[Stored records]
/---
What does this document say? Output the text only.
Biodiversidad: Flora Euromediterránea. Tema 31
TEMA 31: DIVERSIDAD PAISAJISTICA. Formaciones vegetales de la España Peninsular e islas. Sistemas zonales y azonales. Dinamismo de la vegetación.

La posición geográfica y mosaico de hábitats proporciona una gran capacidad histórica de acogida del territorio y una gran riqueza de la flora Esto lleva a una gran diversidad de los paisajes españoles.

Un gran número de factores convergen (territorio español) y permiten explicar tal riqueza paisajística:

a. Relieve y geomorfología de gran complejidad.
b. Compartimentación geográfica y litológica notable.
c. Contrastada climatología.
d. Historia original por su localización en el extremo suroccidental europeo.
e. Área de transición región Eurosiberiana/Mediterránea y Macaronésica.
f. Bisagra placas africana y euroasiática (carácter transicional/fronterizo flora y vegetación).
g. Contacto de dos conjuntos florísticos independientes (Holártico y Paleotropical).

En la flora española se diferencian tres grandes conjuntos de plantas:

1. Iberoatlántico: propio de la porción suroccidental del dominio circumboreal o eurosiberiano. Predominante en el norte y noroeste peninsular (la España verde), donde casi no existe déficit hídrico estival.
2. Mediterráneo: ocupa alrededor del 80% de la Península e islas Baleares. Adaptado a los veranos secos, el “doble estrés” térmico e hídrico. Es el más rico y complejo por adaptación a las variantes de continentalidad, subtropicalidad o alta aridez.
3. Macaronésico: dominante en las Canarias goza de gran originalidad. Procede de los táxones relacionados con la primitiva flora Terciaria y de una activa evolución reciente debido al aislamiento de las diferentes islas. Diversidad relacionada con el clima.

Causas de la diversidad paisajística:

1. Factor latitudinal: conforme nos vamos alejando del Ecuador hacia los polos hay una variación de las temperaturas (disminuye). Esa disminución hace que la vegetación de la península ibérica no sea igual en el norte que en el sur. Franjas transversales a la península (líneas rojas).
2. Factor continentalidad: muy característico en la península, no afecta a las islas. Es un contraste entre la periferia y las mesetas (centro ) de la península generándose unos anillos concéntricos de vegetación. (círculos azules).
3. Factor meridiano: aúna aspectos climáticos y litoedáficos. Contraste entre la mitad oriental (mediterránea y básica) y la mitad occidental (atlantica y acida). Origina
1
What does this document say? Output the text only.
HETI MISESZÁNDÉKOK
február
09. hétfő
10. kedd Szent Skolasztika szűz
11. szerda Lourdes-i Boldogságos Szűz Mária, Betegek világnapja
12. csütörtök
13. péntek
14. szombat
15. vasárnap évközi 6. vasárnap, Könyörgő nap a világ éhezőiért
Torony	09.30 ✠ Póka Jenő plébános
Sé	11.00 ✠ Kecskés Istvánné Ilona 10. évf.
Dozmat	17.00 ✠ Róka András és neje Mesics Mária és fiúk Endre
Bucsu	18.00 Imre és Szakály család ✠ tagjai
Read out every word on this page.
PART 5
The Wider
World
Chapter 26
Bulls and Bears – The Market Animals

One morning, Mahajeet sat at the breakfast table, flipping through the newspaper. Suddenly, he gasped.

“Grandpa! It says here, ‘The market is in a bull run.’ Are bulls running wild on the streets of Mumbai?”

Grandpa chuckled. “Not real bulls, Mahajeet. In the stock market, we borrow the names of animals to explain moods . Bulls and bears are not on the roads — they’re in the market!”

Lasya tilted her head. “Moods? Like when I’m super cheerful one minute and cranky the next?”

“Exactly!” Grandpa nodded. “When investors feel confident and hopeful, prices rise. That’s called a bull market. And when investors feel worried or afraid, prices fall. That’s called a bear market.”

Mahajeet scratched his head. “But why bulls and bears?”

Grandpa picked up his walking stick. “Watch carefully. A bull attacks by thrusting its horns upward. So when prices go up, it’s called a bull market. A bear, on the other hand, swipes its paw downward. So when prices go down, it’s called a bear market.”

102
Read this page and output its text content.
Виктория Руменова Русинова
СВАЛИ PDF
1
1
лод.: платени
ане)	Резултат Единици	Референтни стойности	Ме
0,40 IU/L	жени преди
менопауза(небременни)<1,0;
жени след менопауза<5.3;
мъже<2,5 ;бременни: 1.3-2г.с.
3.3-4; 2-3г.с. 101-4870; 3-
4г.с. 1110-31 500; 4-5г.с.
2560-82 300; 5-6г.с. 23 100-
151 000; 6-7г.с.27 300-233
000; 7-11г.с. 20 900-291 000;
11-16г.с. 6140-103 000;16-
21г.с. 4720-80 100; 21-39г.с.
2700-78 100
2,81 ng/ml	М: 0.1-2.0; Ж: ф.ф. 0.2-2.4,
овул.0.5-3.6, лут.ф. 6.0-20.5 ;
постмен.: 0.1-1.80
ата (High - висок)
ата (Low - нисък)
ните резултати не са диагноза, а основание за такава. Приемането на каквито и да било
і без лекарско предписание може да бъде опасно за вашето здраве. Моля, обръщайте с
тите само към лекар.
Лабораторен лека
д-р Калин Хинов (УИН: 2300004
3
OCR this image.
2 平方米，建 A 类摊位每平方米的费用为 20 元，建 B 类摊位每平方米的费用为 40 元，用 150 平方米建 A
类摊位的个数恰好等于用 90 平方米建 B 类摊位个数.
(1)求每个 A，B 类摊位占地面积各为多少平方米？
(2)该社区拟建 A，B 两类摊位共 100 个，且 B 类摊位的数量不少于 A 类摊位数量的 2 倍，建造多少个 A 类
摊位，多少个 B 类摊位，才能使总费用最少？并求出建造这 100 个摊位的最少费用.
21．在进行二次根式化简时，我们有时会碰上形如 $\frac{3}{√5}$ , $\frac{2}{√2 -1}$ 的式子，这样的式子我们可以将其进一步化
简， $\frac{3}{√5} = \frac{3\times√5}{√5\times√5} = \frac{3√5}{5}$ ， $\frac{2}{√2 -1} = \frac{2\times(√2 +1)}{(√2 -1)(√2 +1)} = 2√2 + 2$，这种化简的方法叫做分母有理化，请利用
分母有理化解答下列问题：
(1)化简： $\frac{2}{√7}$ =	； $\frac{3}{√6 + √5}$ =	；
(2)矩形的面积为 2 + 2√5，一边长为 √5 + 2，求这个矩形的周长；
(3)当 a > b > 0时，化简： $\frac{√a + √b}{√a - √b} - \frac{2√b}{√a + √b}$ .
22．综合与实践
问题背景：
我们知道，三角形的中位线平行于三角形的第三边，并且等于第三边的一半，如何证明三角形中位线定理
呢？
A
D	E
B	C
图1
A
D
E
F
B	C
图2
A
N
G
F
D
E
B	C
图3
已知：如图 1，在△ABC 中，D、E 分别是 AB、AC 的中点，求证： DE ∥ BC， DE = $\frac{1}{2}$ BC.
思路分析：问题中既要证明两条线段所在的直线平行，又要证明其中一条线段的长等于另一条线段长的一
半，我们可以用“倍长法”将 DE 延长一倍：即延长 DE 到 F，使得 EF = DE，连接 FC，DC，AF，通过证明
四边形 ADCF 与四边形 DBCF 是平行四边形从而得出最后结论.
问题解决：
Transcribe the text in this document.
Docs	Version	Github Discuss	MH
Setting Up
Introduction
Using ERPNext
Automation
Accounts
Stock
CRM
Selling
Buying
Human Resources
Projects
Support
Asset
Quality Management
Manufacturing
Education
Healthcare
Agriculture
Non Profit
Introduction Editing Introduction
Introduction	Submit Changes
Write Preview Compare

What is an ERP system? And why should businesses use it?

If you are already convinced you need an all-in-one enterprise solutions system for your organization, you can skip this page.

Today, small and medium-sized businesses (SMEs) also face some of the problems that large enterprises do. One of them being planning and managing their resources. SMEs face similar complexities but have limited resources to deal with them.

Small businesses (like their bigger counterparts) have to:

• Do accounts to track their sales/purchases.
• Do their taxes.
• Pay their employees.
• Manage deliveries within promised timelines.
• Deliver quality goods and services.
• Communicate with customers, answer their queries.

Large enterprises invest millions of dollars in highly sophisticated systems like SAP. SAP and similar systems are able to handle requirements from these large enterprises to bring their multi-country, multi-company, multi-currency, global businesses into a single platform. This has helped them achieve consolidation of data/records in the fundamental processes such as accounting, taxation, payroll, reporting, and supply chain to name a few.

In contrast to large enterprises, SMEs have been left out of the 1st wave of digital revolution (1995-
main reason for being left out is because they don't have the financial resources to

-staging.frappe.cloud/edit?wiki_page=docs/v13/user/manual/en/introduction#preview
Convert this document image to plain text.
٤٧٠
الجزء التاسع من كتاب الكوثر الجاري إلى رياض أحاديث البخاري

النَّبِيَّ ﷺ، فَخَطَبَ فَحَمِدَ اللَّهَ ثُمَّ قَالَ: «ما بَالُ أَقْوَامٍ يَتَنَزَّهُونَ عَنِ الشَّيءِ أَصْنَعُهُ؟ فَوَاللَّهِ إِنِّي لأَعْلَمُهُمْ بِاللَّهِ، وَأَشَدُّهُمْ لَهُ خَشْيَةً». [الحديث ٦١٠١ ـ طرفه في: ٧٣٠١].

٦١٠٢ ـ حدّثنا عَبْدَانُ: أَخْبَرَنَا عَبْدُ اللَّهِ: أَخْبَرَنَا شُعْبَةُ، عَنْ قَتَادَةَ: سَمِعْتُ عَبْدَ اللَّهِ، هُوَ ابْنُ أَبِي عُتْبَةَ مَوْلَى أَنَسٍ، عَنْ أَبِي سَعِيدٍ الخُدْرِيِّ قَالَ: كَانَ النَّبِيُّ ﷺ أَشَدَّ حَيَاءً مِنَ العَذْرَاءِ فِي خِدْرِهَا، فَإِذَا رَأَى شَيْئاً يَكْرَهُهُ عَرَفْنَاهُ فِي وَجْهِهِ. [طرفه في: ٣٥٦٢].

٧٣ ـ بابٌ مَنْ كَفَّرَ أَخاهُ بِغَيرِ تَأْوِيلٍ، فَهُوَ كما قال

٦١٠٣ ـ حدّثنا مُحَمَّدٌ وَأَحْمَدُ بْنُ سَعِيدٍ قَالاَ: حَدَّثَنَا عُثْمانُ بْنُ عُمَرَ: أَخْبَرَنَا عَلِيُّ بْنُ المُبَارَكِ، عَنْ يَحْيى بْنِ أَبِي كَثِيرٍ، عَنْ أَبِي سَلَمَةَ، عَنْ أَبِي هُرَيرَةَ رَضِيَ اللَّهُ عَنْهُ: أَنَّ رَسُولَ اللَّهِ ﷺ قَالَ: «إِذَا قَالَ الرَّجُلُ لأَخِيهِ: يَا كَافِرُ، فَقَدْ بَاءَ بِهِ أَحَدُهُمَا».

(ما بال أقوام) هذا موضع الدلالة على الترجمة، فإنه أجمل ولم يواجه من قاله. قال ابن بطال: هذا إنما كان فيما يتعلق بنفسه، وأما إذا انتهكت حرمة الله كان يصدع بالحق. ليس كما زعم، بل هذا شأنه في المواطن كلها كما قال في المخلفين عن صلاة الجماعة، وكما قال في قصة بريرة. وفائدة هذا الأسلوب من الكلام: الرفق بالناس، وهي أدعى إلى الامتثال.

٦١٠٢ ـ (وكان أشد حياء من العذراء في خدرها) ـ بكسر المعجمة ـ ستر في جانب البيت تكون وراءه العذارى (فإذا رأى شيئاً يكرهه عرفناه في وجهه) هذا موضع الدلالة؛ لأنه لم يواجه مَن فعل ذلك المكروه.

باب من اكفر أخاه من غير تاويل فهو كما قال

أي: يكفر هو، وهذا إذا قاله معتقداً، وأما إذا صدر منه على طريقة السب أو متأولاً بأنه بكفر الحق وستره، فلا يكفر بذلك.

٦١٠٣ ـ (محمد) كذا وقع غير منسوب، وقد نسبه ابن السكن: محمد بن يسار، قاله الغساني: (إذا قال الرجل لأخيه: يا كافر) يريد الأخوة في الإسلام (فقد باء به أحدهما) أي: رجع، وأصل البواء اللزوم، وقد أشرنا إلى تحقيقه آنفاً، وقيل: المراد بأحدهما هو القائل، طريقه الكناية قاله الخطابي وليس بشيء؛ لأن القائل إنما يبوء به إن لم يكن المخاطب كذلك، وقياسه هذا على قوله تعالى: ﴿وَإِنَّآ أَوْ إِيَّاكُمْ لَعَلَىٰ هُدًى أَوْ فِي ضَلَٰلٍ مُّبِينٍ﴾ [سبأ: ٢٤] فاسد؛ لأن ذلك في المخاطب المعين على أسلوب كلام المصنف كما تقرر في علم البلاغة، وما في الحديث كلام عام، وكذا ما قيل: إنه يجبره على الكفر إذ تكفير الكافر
\---
## [WHAT IS NEEDED]
In the lines above, locate the string "жени". Copy every line where it occurs.

## [EXPECTED ANSWER]
0,40 IU/L	жени преди
жени след менопауза<5.3;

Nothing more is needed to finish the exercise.